[START]
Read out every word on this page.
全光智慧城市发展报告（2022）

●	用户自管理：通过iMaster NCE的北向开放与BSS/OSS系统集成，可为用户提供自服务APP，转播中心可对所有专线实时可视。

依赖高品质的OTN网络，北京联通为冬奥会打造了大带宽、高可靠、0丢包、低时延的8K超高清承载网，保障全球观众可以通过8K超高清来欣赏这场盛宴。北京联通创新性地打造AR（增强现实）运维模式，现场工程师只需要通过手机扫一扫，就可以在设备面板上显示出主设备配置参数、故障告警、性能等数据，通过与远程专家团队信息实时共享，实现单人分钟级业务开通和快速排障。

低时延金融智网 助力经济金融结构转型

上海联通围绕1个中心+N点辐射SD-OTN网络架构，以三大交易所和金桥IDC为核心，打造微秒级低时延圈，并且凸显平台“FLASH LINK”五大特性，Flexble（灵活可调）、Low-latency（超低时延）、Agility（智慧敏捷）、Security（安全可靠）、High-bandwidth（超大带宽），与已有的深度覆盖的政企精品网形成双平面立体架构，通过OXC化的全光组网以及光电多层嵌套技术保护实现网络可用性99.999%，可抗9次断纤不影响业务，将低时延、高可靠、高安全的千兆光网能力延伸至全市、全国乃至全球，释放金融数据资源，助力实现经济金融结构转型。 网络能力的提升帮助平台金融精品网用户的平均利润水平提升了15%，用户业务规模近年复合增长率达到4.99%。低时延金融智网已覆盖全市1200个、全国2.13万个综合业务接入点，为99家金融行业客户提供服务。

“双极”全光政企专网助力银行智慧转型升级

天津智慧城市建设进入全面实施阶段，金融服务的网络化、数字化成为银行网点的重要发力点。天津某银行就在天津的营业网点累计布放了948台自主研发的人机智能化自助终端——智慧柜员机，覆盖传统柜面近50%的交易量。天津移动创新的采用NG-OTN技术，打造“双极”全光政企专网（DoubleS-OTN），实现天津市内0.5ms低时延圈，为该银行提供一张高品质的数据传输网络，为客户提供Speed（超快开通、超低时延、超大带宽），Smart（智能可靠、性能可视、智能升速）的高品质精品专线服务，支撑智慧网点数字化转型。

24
[END]
■ **Do this**
Extract every line from the records above that contains the word "超低时延".

■ **Finished answer**
上海联通围绕1个中心+N点辐射SD-OTN网络架构，以三大交易所和金桥IDC为核心，打造微秒级低时延圈，并且凸显平台“FLASH LINK”五大特性，Flexble（灵活可调）、Low-latency（超低时延）、Agility（智慧敏捷）、Security（安全可靠）、High-bandwidth（超大带宽），与已有的深度覆盖的政企精品网形成双平面立体架构，通过OXC化的全光组网以及光电多层嵌套技术保护实现网络可用性99.999%，可抗9次断纤不影响业务，将低时延、高可靠、高安全的千兆光网能力延伸至全市、全国乃至全球，释放金融数据资源，助力实现经济金融结构转型。 网络能力的提升帮助平台金融精品网用户的平均利润水平提升了15%，用户业务规模近年复合增长率达到4.99%。低时延金融智网已覆盖全市1200个、全国2.13万个综合业务接入点，为99家金融行业客户提供服务。
天津智慧城市建设进入全面实施阶段，金融服务的网络化、数字化成为银行网点的重要发力点。天津某银行就在天津的营业网点累计布放了948台自主研发的人机智能化自助终端——智慧柜员机，覆盖传统柜面近50%的交易量。天津移动创新的采用NG-OTN技术，打造“双极”全光政企专网（DoubleS-OTN），实现天津市内0.5ms低时延圈，为该银行提供一张高品质的数据传输网络，为客户提供Speed（超快开通、超低时延、超大带宽），Smart（智能可靠、性能可视、智能升速）的高品质精品专线服务，支撑智慧网点数字化转型。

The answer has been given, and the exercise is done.